§ **RECORDS FOR THIS EXERCISE**

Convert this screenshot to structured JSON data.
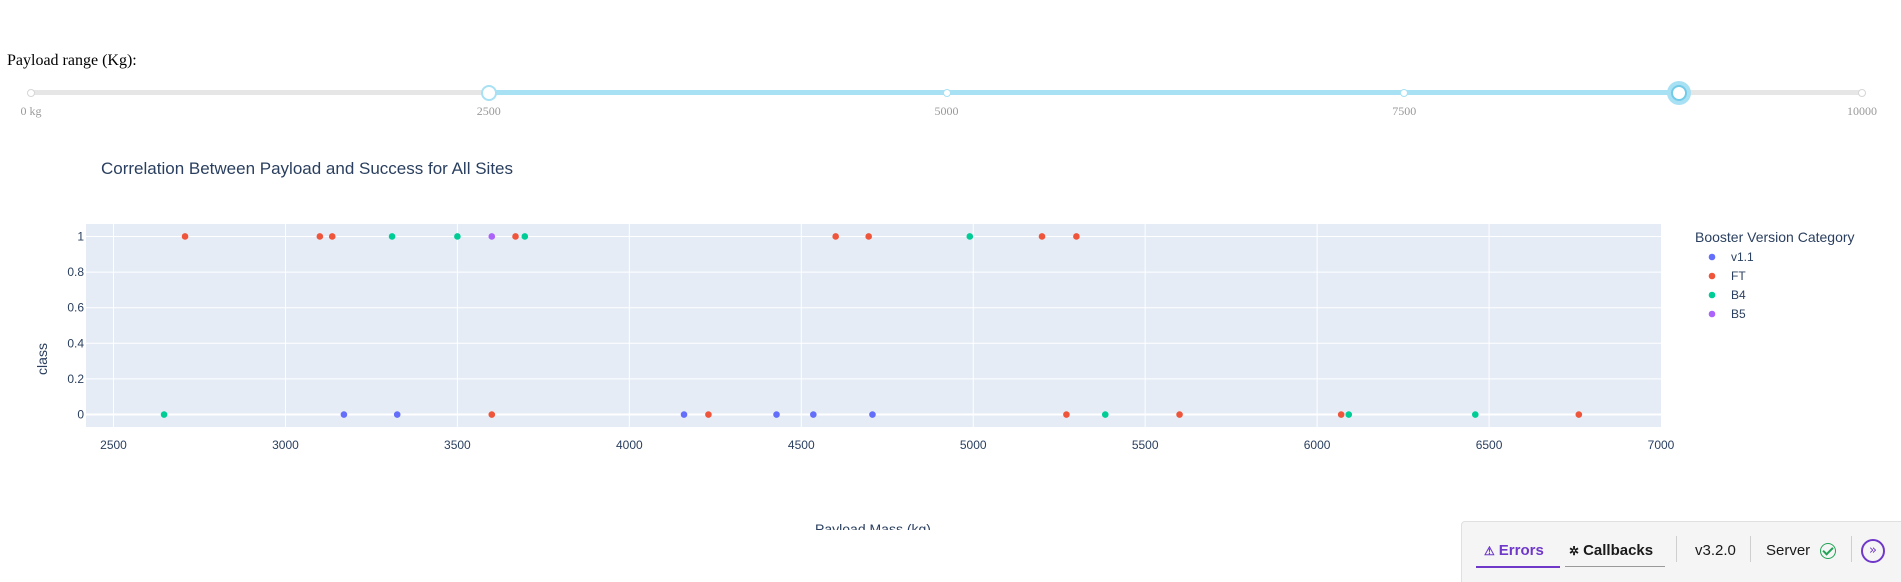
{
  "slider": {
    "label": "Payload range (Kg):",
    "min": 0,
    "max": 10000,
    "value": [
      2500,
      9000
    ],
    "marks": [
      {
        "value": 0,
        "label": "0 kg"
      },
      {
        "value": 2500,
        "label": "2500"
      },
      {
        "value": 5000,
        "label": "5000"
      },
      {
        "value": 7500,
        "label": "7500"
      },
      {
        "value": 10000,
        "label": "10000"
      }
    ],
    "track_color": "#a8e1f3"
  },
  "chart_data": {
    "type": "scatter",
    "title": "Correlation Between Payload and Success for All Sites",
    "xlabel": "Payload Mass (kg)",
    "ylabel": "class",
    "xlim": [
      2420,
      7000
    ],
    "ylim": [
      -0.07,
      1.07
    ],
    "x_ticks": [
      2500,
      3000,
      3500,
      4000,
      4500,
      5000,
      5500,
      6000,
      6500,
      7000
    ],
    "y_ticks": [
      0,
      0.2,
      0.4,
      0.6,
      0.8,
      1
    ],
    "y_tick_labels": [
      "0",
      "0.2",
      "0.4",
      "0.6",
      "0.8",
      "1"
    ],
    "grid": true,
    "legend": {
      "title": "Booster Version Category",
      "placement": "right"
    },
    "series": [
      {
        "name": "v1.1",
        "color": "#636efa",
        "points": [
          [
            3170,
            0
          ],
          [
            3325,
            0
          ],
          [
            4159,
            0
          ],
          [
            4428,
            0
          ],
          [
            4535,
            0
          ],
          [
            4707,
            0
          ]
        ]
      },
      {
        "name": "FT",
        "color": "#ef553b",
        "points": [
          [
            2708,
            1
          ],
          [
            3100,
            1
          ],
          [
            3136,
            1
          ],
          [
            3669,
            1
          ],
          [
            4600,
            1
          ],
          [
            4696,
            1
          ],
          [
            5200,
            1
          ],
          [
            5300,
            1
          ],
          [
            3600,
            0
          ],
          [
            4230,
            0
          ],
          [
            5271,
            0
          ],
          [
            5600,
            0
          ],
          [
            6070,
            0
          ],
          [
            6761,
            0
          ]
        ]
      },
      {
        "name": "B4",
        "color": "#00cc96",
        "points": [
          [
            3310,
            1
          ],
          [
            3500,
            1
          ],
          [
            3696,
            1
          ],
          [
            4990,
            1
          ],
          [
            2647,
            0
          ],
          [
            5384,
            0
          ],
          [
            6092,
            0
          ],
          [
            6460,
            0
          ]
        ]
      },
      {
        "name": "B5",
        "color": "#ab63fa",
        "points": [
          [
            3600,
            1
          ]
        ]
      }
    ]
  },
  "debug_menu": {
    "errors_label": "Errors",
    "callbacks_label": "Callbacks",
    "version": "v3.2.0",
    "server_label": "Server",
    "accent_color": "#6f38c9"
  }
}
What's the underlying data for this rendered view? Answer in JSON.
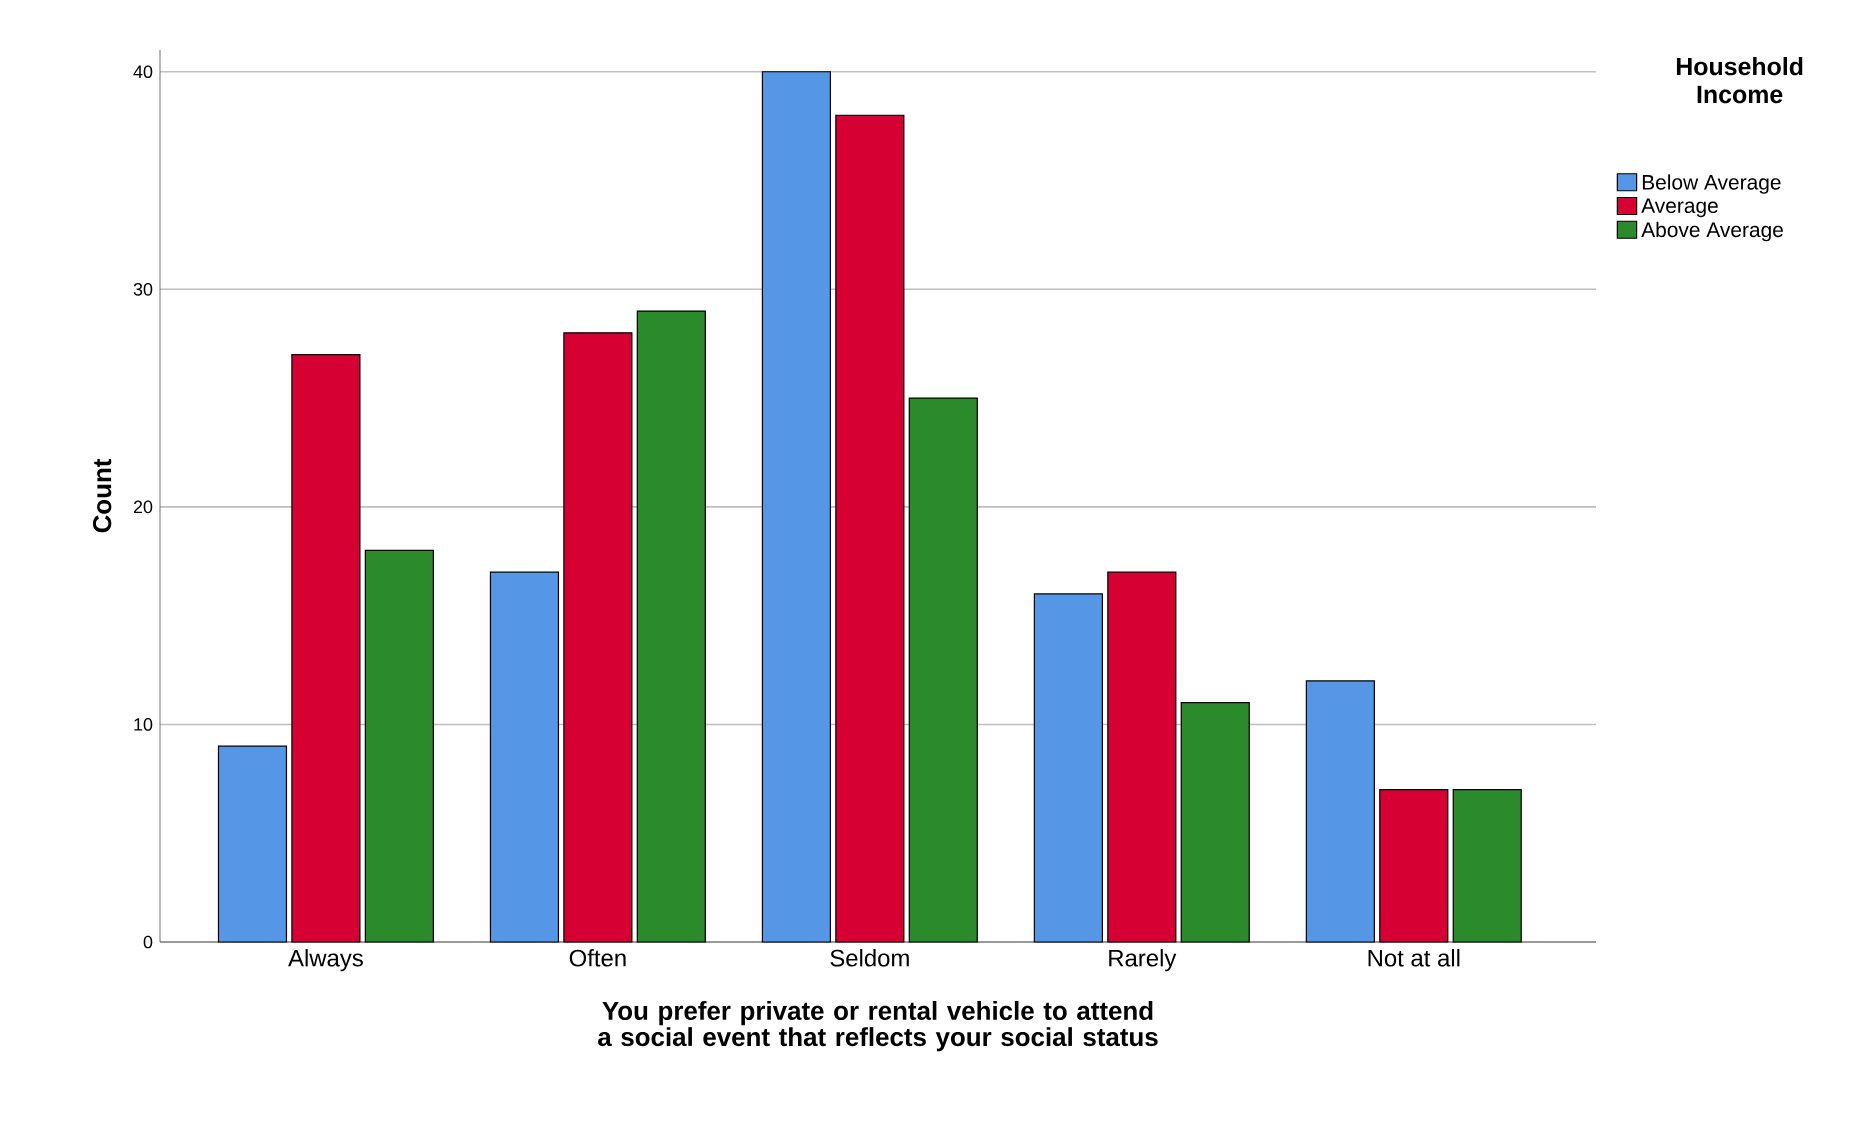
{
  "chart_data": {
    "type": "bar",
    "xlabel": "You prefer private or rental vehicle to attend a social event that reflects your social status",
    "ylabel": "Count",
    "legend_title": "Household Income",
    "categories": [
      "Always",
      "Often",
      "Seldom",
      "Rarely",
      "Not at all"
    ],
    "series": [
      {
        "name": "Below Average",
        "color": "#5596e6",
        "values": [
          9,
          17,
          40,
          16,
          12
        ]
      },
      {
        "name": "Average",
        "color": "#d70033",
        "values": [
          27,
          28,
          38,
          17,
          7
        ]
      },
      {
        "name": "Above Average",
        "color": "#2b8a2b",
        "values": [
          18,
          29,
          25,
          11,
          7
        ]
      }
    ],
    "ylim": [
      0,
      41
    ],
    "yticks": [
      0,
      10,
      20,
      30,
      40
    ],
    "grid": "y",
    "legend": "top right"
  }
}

§ **YOUR OBJECTIVE**
In the material above, find the lines that contain "JSON" and show them.

§ **RESPONSE**
Convert this screenshot to structured JSON data.
What's the underlying data for this rendered view? Answer in JSON.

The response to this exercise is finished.